The exercise: Locate each line holding the string "JSON" and copy it.

Listing:
════
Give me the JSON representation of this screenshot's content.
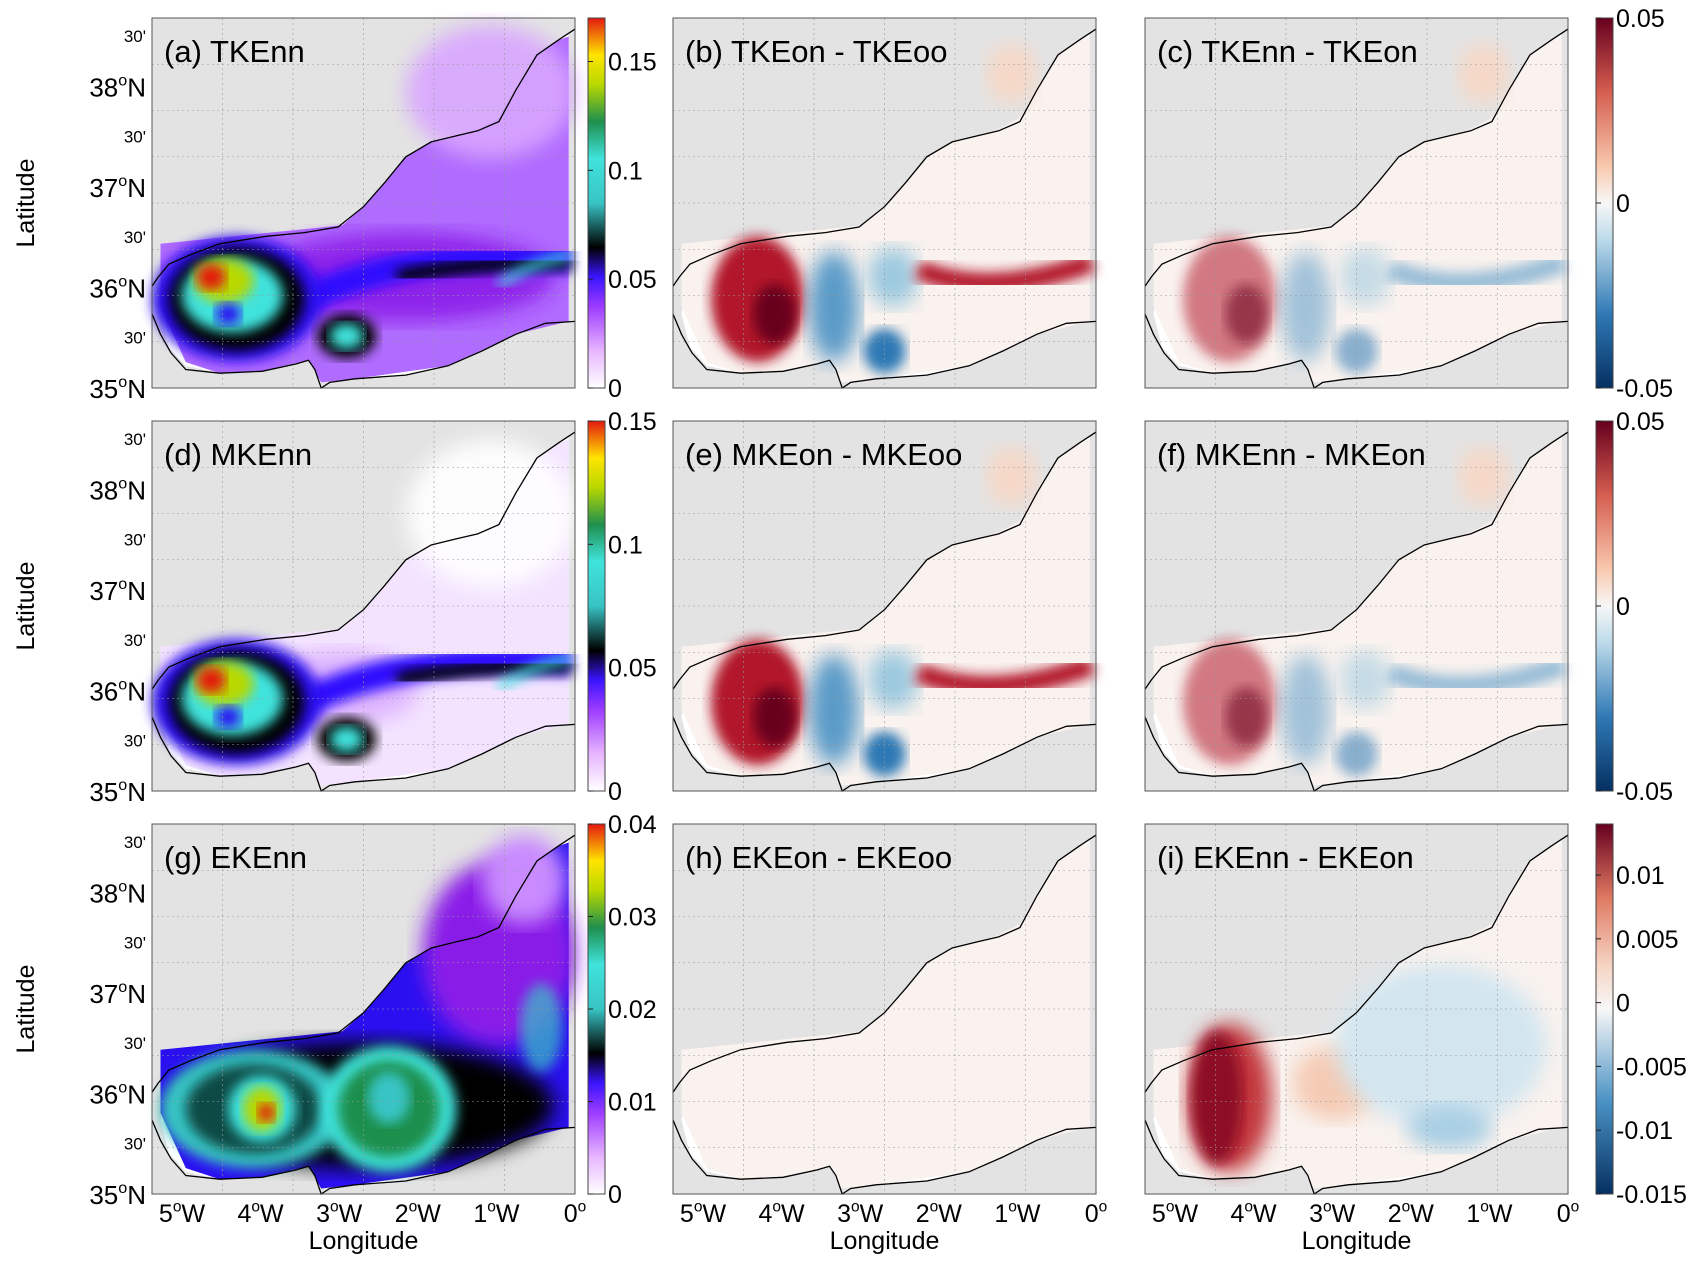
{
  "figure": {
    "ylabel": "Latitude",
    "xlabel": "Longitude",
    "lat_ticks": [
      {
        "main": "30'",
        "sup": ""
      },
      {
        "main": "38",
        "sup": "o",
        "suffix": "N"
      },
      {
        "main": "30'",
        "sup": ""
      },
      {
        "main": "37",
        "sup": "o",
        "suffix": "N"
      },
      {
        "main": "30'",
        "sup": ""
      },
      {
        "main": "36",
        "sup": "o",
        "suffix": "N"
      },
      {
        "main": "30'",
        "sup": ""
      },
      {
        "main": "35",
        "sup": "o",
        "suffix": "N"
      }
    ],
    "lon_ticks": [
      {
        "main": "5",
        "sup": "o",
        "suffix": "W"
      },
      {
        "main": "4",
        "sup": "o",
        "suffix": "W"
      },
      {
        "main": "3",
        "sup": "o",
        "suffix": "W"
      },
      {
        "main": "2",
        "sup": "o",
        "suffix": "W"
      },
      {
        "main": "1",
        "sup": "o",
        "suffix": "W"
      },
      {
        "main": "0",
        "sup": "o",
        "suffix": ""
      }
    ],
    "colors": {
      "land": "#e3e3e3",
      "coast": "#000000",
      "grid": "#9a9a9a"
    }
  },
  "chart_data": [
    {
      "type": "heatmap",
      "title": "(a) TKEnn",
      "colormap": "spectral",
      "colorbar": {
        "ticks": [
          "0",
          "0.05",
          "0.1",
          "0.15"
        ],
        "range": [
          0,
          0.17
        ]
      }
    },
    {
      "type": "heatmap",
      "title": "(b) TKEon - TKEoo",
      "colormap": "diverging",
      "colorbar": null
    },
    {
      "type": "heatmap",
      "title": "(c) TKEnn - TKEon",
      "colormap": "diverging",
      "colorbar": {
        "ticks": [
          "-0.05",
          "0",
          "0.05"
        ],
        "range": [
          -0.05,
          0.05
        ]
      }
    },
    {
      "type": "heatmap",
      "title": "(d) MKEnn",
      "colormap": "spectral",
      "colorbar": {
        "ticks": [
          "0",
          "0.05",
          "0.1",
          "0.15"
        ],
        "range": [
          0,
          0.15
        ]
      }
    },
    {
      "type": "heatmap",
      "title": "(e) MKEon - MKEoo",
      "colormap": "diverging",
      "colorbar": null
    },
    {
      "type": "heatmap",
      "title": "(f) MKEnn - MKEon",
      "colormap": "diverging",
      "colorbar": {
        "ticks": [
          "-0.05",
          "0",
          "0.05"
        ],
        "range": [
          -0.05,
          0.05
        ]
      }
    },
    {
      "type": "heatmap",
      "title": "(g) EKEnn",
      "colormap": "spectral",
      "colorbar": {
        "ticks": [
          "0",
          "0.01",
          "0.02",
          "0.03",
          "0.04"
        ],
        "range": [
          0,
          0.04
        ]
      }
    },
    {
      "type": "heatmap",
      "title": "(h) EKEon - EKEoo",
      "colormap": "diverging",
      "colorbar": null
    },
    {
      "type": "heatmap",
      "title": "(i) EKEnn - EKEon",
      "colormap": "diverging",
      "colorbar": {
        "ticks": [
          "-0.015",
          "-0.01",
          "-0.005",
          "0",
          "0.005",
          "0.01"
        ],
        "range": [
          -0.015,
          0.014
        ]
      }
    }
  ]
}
════
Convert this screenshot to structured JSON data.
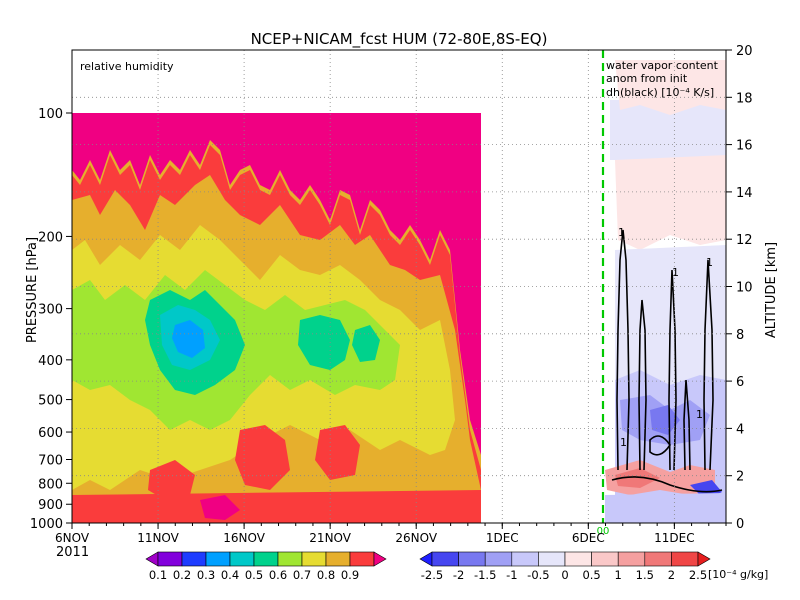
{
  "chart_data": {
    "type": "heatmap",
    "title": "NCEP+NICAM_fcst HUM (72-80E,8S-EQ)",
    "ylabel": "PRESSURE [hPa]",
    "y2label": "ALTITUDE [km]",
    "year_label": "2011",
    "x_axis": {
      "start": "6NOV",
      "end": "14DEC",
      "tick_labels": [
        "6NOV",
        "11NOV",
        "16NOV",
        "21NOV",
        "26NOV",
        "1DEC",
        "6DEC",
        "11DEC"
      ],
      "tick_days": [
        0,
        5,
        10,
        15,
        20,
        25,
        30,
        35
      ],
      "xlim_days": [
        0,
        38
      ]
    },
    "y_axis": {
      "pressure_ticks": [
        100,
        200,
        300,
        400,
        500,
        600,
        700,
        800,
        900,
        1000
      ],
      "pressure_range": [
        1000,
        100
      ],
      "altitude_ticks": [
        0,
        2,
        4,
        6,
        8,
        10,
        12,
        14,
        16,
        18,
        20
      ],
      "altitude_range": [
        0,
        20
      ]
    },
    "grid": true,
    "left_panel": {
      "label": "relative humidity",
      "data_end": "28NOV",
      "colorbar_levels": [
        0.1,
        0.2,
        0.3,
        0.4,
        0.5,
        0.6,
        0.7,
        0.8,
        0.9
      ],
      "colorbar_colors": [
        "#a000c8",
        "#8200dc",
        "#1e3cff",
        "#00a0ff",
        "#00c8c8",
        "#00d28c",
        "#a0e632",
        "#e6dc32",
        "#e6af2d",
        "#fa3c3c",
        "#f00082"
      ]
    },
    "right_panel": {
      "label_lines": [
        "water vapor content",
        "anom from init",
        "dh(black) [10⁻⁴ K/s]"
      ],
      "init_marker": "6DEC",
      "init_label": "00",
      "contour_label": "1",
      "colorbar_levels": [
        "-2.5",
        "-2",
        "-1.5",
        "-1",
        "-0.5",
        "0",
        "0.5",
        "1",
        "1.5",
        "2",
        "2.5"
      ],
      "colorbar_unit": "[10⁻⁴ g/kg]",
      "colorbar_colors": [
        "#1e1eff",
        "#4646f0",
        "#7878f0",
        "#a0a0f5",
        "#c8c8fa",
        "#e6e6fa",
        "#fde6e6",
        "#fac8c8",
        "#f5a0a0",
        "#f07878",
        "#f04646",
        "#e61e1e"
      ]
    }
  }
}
════
Task response:
Give me the JSON representation of this screenshot's content.
Convert this screenshot to structured JSON data.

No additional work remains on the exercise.